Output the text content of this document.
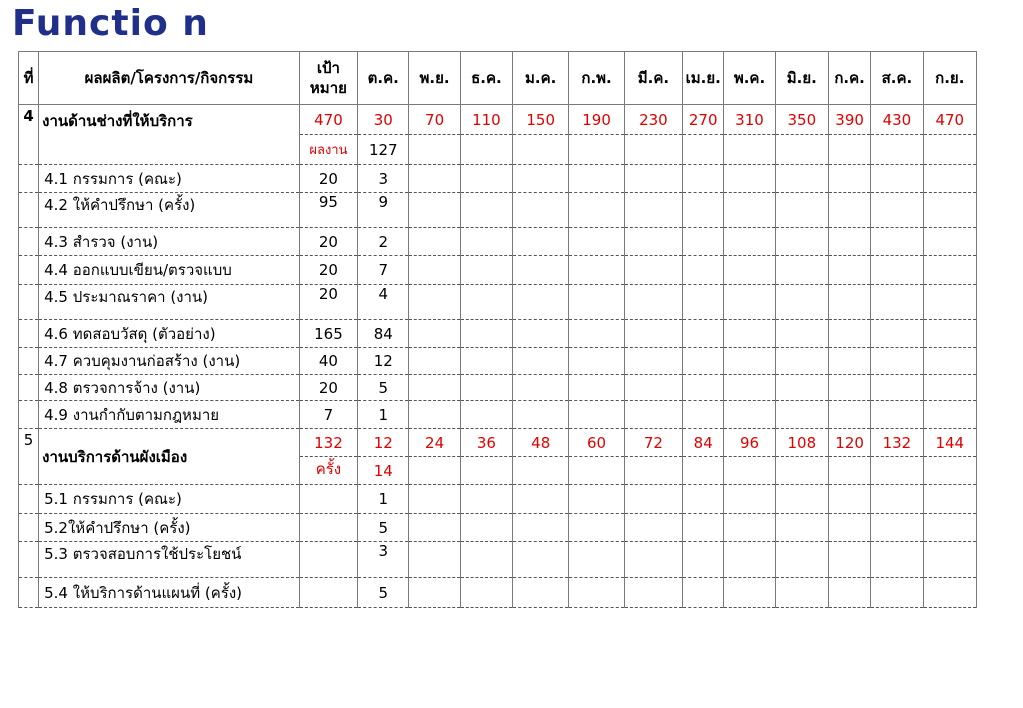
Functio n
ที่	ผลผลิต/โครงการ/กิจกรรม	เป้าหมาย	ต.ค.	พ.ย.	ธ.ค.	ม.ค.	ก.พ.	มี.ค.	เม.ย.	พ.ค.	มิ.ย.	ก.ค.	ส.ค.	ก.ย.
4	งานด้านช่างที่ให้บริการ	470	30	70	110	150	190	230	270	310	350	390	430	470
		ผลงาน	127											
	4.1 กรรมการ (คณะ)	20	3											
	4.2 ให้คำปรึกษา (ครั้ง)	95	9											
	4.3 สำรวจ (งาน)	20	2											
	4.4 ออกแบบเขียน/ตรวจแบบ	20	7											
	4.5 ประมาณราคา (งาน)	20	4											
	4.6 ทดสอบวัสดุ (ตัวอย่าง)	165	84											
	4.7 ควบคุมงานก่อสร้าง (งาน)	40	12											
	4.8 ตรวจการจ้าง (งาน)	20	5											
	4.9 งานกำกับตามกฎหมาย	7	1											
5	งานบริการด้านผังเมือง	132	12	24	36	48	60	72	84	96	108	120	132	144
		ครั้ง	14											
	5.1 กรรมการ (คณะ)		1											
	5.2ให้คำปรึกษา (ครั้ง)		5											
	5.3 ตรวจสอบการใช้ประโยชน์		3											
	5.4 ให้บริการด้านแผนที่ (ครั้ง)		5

————————

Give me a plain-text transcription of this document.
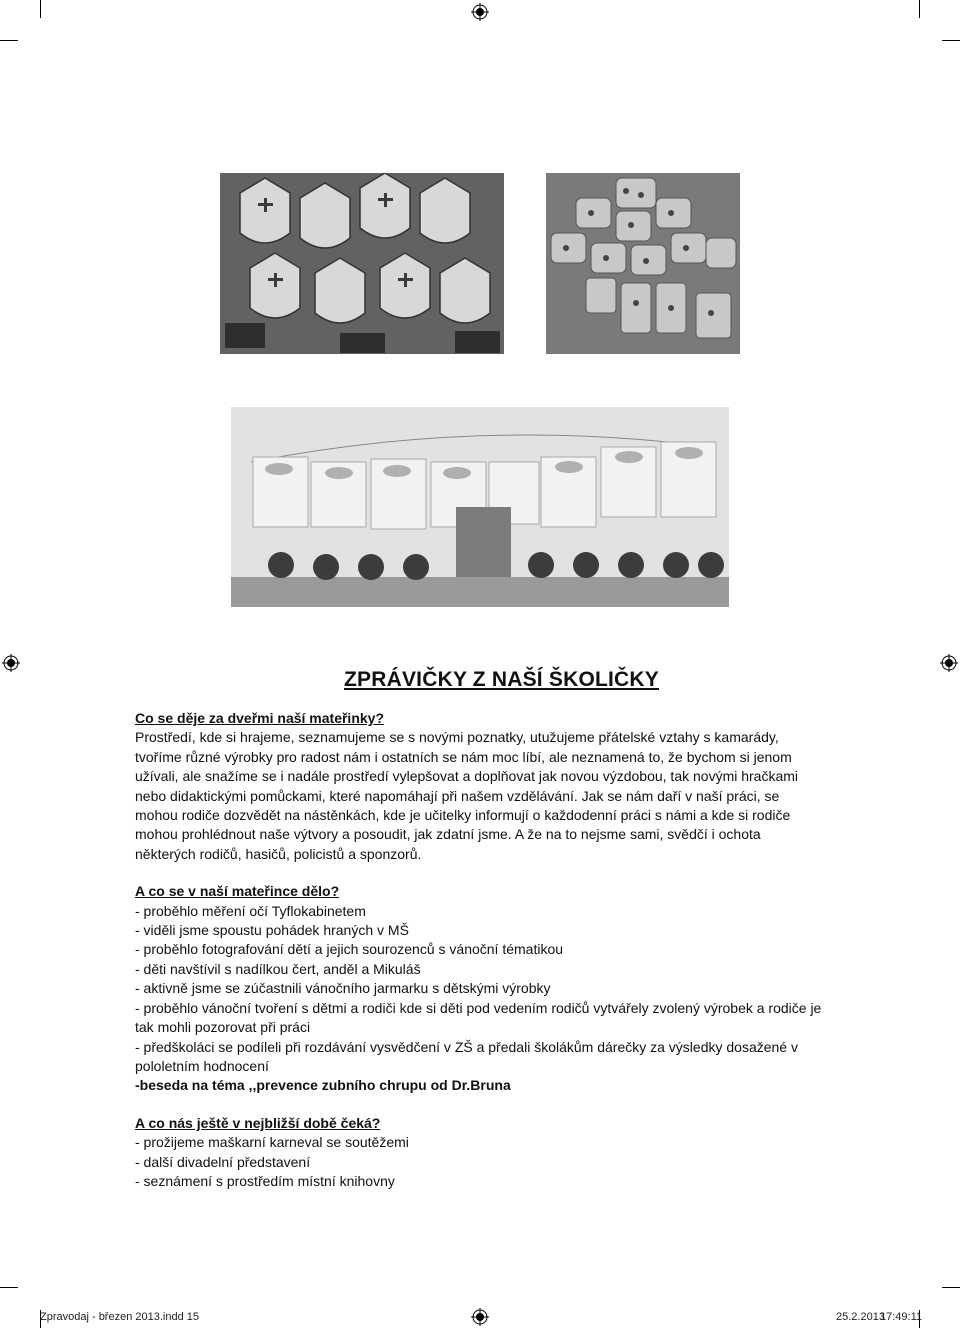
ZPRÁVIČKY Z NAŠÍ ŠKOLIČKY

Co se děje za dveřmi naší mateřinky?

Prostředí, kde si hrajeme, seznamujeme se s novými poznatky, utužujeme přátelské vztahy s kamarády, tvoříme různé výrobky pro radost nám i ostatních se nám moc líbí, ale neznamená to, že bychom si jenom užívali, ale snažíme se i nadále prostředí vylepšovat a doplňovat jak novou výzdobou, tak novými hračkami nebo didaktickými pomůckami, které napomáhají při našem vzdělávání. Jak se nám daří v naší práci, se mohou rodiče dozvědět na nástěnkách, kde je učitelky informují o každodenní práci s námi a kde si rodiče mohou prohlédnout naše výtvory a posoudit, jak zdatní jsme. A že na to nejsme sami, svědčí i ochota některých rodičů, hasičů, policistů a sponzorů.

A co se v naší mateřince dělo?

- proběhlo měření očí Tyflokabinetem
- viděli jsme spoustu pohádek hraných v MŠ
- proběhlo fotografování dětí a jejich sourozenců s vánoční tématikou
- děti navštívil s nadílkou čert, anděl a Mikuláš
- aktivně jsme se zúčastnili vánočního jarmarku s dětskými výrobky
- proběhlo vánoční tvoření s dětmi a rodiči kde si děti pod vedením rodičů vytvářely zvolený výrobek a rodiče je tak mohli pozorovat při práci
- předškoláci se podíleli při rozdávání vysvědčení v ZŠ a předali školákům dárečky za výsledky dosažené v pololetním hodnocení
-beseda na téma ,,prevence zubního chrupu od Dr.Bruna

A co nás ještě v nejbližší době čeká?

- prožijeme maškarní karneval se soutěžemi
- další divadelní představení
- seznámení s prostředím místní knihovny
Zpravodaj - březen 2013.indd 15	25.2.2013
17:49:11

————————

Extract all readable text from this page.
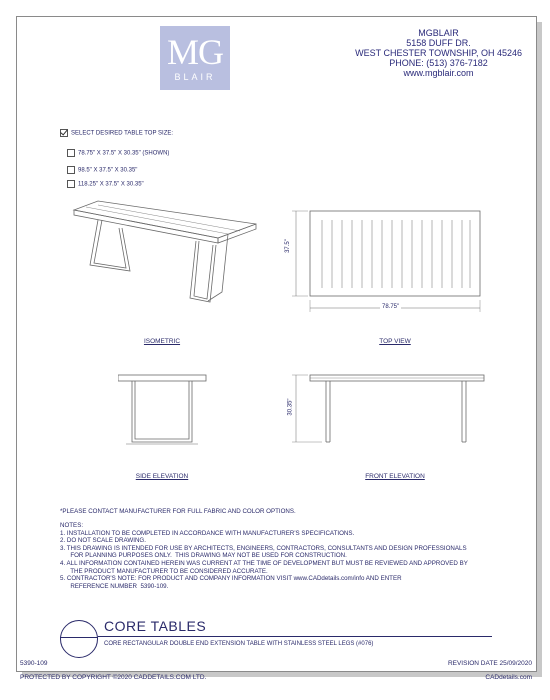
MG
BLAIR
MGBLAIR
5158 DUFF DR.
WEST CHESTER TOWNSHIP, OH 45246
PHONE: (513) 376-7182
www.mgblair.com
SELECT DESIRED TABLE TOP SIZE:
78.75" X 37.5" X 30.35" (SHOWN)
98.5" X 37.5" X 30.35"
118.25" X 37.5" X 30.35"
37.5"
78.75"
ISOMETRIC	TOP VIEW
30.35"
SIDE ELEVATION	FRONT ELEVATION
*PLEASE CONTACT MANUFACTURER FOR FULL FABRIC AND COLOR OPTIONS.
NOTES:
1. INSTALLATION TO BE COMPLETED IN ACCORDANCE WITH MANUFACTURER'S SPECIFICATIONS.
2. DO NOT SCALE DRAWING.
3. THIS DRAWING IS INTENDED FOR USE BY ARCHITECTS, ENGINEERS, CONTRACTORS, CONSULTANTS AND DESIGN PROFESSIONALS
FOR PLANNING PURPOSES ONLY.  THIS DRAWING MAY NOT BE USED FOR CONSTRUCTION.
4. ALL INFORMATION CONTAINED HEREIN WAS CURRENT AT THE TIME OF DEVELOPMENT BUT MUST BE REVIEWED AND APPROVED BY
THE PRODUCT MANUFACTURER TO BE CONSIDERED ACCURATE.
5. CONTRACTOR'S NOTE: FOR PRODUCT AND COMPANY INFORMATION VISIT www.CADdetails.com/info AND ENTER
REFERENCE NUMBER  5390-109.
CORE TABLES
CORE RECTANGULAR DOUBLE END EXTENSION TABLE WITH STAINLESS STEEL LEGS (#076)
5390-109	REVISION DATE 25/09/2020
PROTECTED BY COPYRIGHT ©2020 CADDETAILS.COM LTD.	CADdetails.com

————————

Identify how many lines in the entries above include the string "text", then state that number alone.

### Response
3